◆ **AIM**: Within the records that follow, find every line containing the string "JSON". Copy those lines.

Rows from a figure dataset
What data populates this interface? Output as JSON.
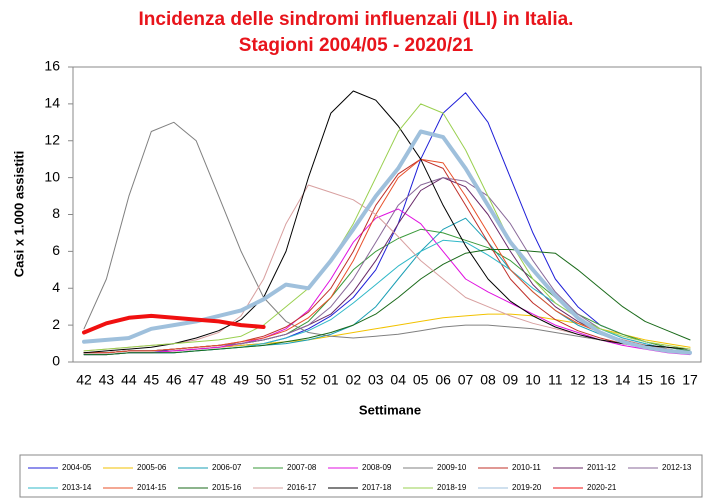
{
  "chart_data": {
    "type": "line",
    "title": "Incidenza delle sindromi influenzali (ILI) in Italia.",
    "subtitle": "Stagioni 2004/05 - 2020/21",
    "x_label": "Settimane",
    "y_label": "Casi x 1.000 assistiti",
    "categories": [
      "42",
      "43",
      "44",
      "45",
      "46",
      "47",
      "48",
      "49",
      "50",
      "51",
      "52",
      "01",
      "02",
      "03",
      "04",
      "05",
      "06",
      "07",
      "08",
      "09",
      "10",
      "11",
      "12",
      "13",
      "14",
      "15",
      "16",
      "17"
    ],
    "ylim": [
      0,
      16
    ],
    "yticks": [
      0,
      2,
      4,
      6,
      8,
      10,
      12,
      14,
      16
    ],
    "series": [
      {
        "name": "2004-05",
        "color": "#1f1fd8",
        "width": 1,
        "values": [
          0.5,
          0.5,
          0.6,
          0.6,
          0.6,
          0.7,
          0.8,
          0.9,
          1.0,
          1.3,
          1.8,
          2.5,
          3.5,
          5,
          7.5,
          11,
          13.5,
          14.6,
          13,
          10,
          7,
          4.5,
          3,
          2,
          1.5,
          1.1,
          0.8,
          0.6
        ]
      },
      {
        "name": "2005-06",
        "color": "#f2c200",
        "width": 1,
        "values": [
          0.4,
          0.4,
          0.5,
          0.5,
          0.6,
          0.7,
          0.8,
          0.9,
          1.0,
          1.1,
          1.2,
          1.4,
          1.6,
          1.8,
          2.0,
          2.2,
          2.4,
          2.5,
          2.6,
          2.6,
          2.5,
          2.3,
          2.1,
          1.8,
          1.5,
          1.2,
          1.0,
          0.8
        ]
      },
      {
        "name": "2006-07",
        "color": "#1a9fb5",
        "width": 1,
        "values": [
          0.4,
          0.4,
          0.5,
          0.5,
          0.5,
          0.6,
          0.7,
          0.8,
          0.9,
          1.0,
          1.2,
          1.5,
          2.0,
          3.0,
          4.5,
          6.0,
          7.2,
          7.8,
          6.5,
          5,
          3.8,
          2.8,
          2,
          1.5,
          1.1,
          0.8,
          0.6,
          0.5
        ]
      },
      {
        "name": "2007-08",
        "color": "#3a9a3a",
        "width": 1,
        "values": [
          0.5,
          0.5,
          0.6,
          0.6,
          0.7,
          0.8,
          0.9,
          1.0,
          1.2,
          1.5,
          2.2,
          3.5,
          5,
          6,
          6.7,
          7.2,
          7,
          6.6,
          6.2,
          5.5,
          4.5,
          3.5,
          2.6,
          2,
          1.5,
          1.1,
          0.8,
          0.6
        ]
      },
      {
        "name": "2008-09",
        "color": "#e010e0",
        "width": 1,
        "values": [
          0.4,
          0.4,
          0.5,
          0.5,
          0.6,
          0.7,
          0.8,
          1.0,
          1.3,
          1.8,
          2.8,
          4.5,
          6.5,
          7.8,
          8.3,
          7.5,
          6,
          4.5,
          3.8,
          3.2,
          2.6,
          2,
          1.6,
          1.2,
          0.9,
          0.7,
          0.5,
          0.4
        ]
      },
      {
        "name": "2009-10",
        "color": "#808080",
        "width": 1,
        "values": [
          1.8,
          4.5,
          9,
          12.5,
          13,
          12,
          9,
          6,
          3.5,
          2.2,
          1.6,
          1.4,
          1.3,
          1.4,
          1.5,
          1.7,
          1.9,
          2.0,
          2.0,
          1.9,
          1.8,
          1.6,
          1.4,
          1.2,
          1.0,
          0.8,
          0.6,
          0.5
        ]
      },
      {
        "name": "2010-11",
        "color": "#c0302a",
        "width": 1,
        "values": [
          0.5,
          0.5,
          0.6,
          0.6,
          0.7,
          0.8,
          0.9,
          1.1,
          1.4,
          1.9,
          2.7,
          4,
          6,
          8.5,
          10.2,
          11,
          10.5,
          8.5,
          6.5,
          4.5,
          3.2,
          2.3,
          1.7,
          1.3,
          1.0,
          0.8,
          0.6,
          0.5
        ]
      },
      {
        "name": "2011-12",
        "color": "#6a2a6a",
        "width": 1,
        "values": [
          0.5,
          0.5,
          0.6,
          0.6,
          0.7,
          0.8,
          0.9,
          1.0,
          1.2,
          1.5,
          2.0,
          2.6,
          3.8,
          5.5,
          7.5,
          9.3,
          10,
          9.5,
          8,
          6,
          4.2,
          3,
          2.2,
          1.6,
          1.2,
          0.9,
          0.7,
          0.5
        ]
      },
      {
        "name": "2012-13",
        "color": "#8a6a9a",
        "width": 1,
        "values": [
          0.5,
          0.5,
          0.6,
          0.6,
          0.7,
          0.8,
          0.9,
          1.0,
          1.2,
          1.5,
          2.0,
          3,
          4.5,
          6.5,
          8.5,
          9.6,
          10,
          9.8,
          9,
          7.5,
          5.5,
          3.8,
          2.6,
          1.8,
          1.3,
          1.0,
          0.7,
          0.5
        ]
      },
      {
        "name": "2013-14",
        "color": "#30b8c8",
        "width": 1,
        "values": [
          0.4,
          0.4,
          0.5,
          0.5,
          0.5,
          0.6,
          0.7,
          0.8,
          1.0,
          1.3,
          1.7,
          2.3,
          3.2,
          4.2,
          5.2,
          6.0,
          6.6,
          6.5,
          5.8,
          5,
          4,
          3.2,
          2.4,
          1.8,
          1.3,
          1,
          0.7,
          0.5
        ]
      },
      {
        "name": "2014-15",
        "color": "#e8502a",
        "width": 1,
        "values": [
          0.5,
          0.5,
          0.6,
          0.6,
          0.7,
          0.8,
          0.9,
          1.1,
          1.3,
          1.7,
          2.4,
          3.5,
          5.5,
          8,
          10,
          11,
          10.8,
          9,
          7,
          5,
          3.8,
          2.8,
          2.1,
          1.6,
          1.2,
          0.9,
          0.7,
          0.5
        ]
      },
      {
        "name": "2015-16",
        "color": "#1a6a1a",
        "width": 1,
        "values": [
          0.4,
          0.4,
          0.5,
          0.5,
          0.5,
          0.6,
          0.7,
          0.8,
          0.9,
          1.1,
          1.3,
          1.6,
          2.0,
          2.6,
          3.5,
          4.5,
          5.3,
          5.9,
          6.1,
          6.1,
          6.0,
          5.9,
          5,
          4,
          3,
          2.2,
          1.7,
          1.2
        ]
      },
      {
        "name": "2016-17",
        "color": "#d8a0a0",
        "width": 1,
        "values": [
          0.6,
          0.7,
          0.8,
          0.9,
          1.0,
          1.2,
          1.6,
          2.5,
          4.5,
          7.5,
          9.6,
          9.2,
          8.8,
          8,
          6.8,
          5.5,
          4.5,
          3.5,
          3,
          2.5,
          2.1,
          1.8,
          1.5,
          1.2,
          1,
          0.8,
          0.6,
          0.5
        ]
      },
      {
        "name": "2017-18",
        "color": "#000000",
        "width": 1,
        "values": [
          0.5,
          0.6,
          0.7,
          0.8,
          1.0,
          1.3,
          1.7,
          2.3,
          3.5,
          6,
          10,
          13.5,
          14.7,
          14.2,
          12.8,
          11,
          8.5,
          6.3,
          4.5,
          3.3,
          2.5,
          1.9,
          1.5,
          1.2,
          1.0,
          0.9,
          0.8,
          0.7
        ]
      },
      {
        "name": "2018-19",
        "color": "#9ad050",
        "width": 1,
        "values": [
          0.6,
          0.7,
          0.8,
          0.9,
          1.0,
          1.1,
          1.2,
          1.4,
          2.0,
          3.0,
          4,
          5.5,
          7.5,
          10,
          12.5,
          14,
          13.5,
          11.5,
          9,
          6.5,
          4.5,
          3.2,
          2.4,
          1.8,
          1.4,
          1.1,
          0.9,
          0.7
        ]
      },
      {
        "name": "2019-20",
        "color": "#9fc0dc",
        "width": 4,
        "values": [
          1.1,
          1.2,
          1.3,
          1.8,
          2.0,
          2.2,
          2.5,
          2.8,
          3.4,
          4.2,
          4.0,
          5.5,
          7.2,
          9,
          10.5,
          12.5,
          12.2,
          10.5,
          8.5,
          6.5,
          5,
          3.6,
          2.4,
          1.6,
          1.1,
          0.8,
          0.6,
          0.5
        ]
      },
      {
        "name": "2020-21",
        "color": "#f01010",
        "width": 4,
        "values": [
          1.6,
          2.1,
          2.4,
          2.5,
          2.4,
          2.3,
          2.2,
          2.0,
          1.9,
          null,
          null,
          null,
          null,
          null,
          null,
          null,
          null,
          null,
          null,
          null,
          null,
          null,
          null,
          null,
          null,
          null,
          null,
          null
        ]
      }
    ]
  }
}
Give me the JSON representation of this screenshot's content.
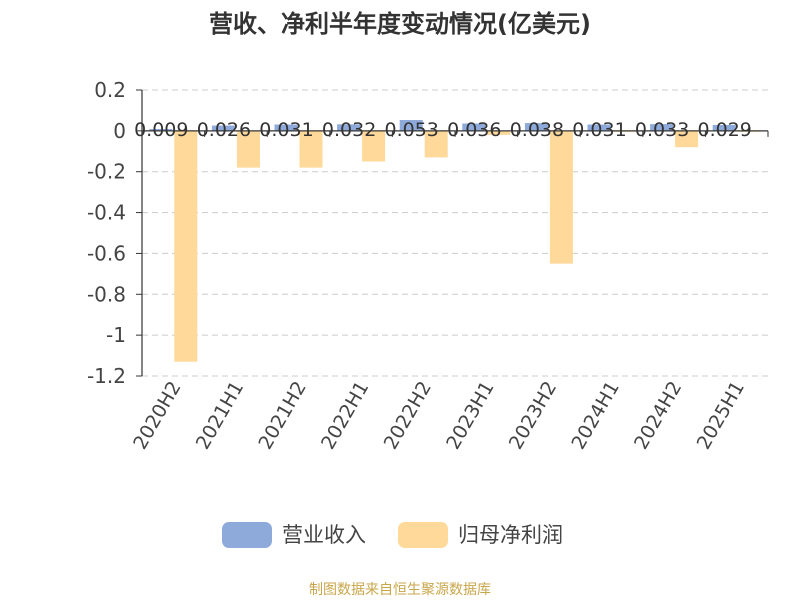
{
  "chart_data": {
    "type": "bar",
    "title": "营收、净利半年度变动情况(亿美元)",
    "categories": [
      "2020H2",
      "2021H1",
      "2021H2",
      "2022H1",
      "2022H2",
      "2023H1",
      "2023H2",
      "2024H1",
      "2024H2",
      "2025H1"
    ],
    "series": [
      {
        "name": "营业收入",
        "color": "#8eaadb",
        "values": [
          0.009,
          0.026,
          0.031,
          0.032,
          0.053,
          0.036,
          0.038,
          0.031,
          0.033,
          0.029
        ],
        "labels": [
          "0.009",
          "0.026",
          "0.031",
          "0.032",
          "0.053",
          "0.036",
          "0.038",
          "0.031",
          "0.033",
          "0.029"
        ]
      },
      {
        "name": "归母净利润",
        "color": "#ffd999",
        "values": [
          -1.13,
          -0.18,
          -0.18,
          -0.15,
          -0.13,
          -0.02,
          -0.65,
          0.0,
          -0.08,
          0.0
        ]
      }
    ],
    "ylim": [
      -1.2,
      0.2
    ],
    "yticks": [
      0.2,
      0,
      -0.2,
      -0.4,
      -0.6,
      -0.8,
      -1,
      -1.2
    ],
    "ytick_labels": [
      "0.2",
      "0",
      "-0.2",
      "-0.4",
      "-0.6",
      "-0.8",
      "-1",
      "-1.2"
    ],
    "grid": true,
    "legend_position": "bottom"
  },
  "source": "制图数据来自恒生聚源数据库"
}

◆ **CORRECT OUTPUT**:
What data populates this interface? Output as JSON.
Give me the JSON representation of this screenshot's content.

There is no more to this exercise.